Texte à lire -
Cet épisode a été pour moi le révélateur de deux facteurs importants qui se sont vérifiés à de nombreuses reprises par la suite.

 

Premièrement, l’état d’esprit dans lequel on se trouve face à l’autre est pratiquement toujours perçu – consciemment ou non –, ou finit par l’être. Qu’il s’agisse d’admiration, de respect, de mépris ou d’aversion, on aurait tort de croire que notre interlocuteur n’y sera pas sensible, alors même qu’on est certain de n’avoir rien laissé transparaître. Et c’est bien là le paradoxe : à un simple apriori répond un sentiment négatif… que nous percevons à notre tour. Notre apriori est donc légitimé et mute à l’état d’antipathie, elle-même perçue et renvoyée… Je ne l’aime pas, il ne m’aime pas ; affaire clause.

 

Deuxièmement, on aurait également tort de toujours se fier à son intuition. Certes, elle nous rend de précieux services, et, en réalité, c’est pour cela qu’elle est conçue : lorsque la vie nous inflige l’une ou l’autre déconvenue, les alertes nécessaires sont mises en place de manière à nous avertir d’un nouveau danger potentiel. A titre d’exemple assez basique, on aura tendance à se méfier spontanément de quelqu’un qui nous inonde de son verbiage, parce qu’on a fait l’expérience de « brasseurs de vent » dont la parole nous a déçu. On sera sans doute également enclin à la prudence devant un regard fuyant, parce qu’on l’assimile à celui dont on a subi l’une ou l’autre fourberie auparavant.

Entrées stockées -
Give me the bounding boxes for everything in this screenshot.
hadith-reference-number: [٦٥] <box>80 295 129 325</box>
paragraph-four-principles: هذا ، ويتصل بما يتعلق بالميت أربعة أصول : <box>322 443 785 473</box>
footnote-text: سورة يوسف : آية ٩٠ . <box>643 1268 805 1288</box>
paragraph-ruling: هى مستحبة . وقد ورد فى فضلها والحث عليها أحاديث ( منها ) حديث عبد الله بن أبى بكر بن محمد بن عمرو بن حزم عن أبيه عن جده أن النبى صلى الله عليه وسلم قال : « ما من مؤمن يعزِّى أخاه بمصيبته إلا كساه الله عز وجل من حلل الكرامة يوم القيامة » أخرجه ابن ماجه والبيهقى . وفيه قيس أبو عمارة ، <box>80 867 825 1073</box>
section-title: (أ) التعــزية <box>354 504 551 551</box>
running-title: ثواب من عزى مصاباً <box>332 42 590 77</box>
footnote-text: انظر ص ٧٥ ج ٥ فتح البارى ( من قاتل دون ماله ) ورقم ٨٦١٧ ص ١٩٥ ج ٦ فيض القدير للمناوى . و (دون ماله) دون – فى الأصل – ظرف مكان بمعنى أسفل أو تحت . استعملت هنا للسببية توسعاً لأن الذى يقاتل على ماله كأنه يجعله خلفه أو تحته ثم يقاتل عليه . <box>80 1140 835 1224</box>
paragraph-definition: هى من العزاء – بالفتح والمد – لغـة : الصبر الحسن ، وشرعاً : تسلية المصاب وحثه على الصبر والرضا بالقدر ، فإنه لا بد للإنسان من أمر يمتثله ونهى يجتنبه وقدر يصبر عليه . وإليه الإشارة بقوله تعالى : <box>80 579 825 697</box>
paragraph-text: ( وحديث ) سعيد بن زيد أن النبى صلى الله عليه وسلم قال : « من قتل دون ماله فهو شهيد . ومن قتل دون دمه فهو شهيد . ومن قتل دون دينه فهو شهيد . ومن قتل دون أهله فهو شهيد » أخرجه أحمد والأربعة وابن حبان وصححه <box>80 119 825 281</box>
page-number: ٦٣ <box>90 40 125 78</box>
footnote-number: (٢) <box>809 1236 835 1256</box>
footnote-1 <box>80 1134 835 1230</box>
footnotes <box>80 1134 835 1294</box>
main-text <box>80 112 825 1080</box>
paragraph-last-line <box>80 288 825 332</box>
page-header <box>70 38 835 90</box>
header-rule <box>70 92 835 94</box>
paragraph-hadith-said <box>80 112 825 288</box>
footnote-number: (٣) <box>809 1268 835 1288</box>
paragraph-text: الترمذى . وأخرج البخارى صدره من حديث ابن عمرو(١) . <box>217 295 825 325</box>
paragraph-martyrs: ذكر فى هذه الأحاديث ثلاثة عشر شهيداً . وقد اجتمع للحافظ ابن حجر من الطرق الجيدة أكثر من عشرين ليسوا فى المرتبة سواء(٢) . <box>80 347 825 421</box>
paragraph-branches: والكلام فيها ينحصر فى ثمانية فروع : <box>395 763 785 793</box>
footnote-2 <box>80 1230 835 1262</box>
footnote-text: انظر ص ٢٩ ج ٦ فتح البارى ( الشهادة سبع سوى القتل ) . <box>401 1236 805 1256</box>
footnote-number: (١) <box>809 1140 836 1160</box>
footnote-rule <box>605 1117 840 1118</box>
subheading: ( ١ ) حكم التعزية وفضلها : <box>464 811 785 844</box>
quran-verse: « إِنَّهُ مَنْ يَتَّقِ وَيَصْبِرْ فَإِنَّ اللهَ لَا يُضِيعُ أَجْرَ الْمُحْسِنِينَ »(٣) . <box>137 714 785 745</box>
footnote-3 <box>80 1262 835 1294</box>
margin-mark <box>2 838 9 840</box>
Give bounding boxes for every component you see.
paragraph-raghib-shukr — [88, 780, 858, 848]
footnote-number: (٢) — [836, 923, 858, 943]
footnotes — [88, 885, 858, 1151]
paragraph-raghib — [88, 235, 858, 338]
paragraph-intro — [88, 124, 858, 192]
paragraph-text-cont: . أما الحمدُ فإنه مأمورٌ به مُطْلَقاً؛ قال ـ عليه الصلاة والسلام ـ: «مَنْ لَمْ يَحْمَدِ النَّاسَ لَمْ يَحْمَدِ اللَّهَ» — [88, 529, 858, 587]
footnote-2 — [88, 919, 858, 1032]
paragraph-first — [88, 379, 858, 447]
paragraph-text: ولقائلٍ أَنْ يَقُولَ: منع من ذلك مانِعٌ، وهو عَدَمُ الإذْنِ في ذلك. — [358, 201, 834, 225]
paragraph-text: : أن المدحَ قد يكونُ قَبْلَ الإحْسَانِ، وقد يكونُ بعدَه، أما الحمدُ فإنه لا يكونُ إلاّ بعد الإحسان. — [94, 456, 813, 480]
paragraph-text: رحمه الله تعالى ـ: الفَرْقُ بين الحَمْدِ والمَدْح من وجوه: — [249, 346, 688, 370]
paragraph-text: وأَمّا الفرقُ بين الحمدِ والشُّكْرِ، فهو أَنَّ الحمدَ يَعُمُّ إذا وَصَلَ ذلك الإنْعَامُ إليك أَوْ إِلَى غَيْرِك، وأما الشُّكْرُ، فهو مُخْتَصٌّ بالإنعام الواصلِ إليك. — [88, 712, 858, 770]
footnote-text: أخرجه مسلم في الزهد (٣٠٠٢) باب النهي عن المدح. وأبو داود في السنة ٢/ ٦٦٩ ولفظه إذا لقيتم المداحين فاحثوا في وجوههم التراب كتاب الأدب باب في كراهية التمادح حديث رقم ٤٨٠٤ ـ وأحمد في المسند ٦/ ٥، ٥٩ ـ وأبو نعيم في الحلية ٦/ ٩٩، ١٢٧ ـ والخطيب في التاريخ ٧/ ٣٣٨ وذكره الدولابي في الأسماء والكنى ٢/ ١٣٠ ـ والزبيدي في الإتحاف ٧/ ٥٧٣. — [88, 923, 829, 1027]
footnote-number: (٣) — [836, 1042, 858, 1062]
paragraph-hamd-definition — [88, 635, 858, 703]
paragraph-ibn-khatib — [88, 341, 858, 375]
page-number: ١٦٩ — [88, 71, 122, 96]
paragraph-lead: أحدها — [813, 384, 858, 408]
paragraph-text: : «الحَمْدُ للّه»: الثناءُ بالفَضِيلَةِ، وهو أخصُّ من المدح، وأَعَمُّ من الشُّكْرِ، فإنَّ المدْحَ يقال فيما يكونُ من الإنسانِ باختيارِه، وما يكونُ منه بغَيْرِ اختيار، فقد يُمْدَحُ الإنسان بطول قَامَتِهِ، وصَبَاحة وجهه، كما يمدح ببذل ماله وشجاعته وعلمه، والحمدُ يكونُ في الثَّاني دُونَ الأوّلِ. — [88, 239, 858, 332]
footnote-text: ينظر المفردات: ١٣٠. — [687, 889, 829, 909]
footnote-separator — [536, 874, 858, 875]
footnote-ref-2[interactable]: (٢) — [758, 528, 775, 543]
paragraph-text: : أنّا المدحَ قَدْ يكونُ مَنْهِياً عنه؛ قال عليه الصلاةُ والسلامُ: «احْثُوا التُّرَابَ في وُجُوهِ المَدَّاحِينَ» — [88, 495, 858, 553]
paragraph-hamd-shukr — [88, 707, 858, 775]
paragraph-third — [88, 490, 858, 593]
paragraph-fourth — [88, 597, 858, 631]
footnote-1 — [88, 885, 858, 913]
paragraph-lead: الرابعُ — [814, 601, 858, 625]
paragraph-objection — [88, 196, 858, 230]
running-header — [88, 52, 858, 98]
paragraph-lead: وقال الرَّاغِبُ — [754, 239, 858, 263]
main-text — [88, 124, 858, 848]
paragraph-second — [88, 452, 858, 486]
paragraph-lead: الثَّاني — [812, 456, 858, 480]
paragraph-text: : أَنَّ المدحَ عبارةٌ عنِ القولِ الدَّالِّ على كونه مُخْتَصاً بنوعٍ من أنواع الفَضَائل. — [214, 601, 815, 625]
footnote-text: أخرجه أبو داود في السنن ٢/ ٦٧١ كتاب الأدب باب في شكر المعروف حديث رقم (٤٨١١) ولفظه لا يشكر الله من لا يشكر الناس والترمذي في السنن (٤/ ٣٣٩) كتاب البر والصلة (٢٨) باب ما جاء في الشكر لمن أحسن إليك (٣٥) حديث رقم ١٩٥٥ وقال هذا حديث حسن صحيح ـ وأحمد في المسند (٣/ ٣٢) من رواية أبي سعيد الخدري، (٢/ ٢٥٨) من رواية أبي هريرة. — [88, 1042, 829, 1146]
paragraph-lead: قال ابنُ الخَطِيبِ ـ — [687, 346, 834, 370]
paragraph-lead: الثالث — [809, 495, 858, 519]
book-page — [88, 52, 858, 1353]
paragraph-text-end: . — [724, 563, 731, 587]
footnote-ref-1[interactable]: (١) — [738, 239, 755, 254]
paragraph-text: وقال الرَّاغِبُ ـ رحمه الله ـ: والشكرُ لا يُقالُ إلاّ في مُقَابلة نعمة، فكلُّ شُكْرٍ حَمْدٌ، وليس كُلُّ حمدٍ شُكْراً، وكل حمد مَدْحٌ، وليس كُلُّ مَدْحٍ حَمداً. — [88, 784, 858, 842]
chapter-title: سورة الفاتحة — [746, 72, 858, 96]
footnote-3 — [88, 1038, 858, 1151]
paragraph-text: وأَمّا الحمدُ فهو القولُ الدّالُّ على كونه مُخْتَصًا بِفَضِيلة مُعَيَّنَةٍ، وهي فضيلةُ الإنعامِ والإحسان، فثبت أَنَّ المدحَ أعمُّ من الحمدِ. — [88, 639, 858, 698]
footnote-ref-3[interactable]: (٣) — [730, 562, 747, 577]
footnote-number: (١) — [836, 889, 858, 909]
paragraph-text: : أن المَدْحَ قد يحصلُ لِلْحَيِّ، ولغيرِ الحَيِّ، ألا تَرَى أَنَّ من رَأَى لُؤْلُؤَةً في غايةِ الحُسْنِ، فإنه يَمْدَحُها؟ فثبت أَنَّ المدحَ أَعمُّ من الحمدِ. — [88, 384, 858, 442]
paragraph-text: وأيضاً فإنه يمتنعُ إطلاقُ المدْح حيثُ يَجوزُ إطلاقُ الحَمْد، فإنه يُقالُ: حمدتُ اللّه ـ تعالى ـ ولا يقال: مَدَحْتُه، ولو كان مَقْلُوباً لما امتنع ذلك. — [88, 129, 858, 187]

Consigne 1 - D'après le texte, pourquoi a-t-on tendance à se méfier spontanément de quelqu'un qui « nous inonde de son verbiage » ? Répondez en une à trois phrases.
Consigne 2 - Relevez toutes les lignes des entrées qui contiennent le mot « عمرو ».

Corrigé 1 - On se méfie de cette personne parce qu'on a déjà eu affaire à des « brasseurs de vent » dont la parole nous a déçus. L'intuition met alors en place une alerte pour nous avertir d'un nouveau danger possible.

Corrigé 2 -
paragraph-ruling: هى مستحبة . وقد ورد فى فضلها والحث عليها أحاديث ( منها ) حديث عبد الله بن أبى بكر بن محمد بن عمرو بن حزم عن أبيه عن جده أن النبى صلى الله عليه وسلم قال : « ما من مؤمن يعزِّى أخاه بمصيبته إلا كساه الله عز وجل من حلل الكرامة يوم القيامة » أخرجه ابن ماجه والبيهقى . وفيه قيس أبو عمارة ، <box>80 867 825 1073</box>
paragraph-text: الترمذى . وأخرج البخارى صدره من حديث ابن عمرو(١) . <box>217 295 825 325</box>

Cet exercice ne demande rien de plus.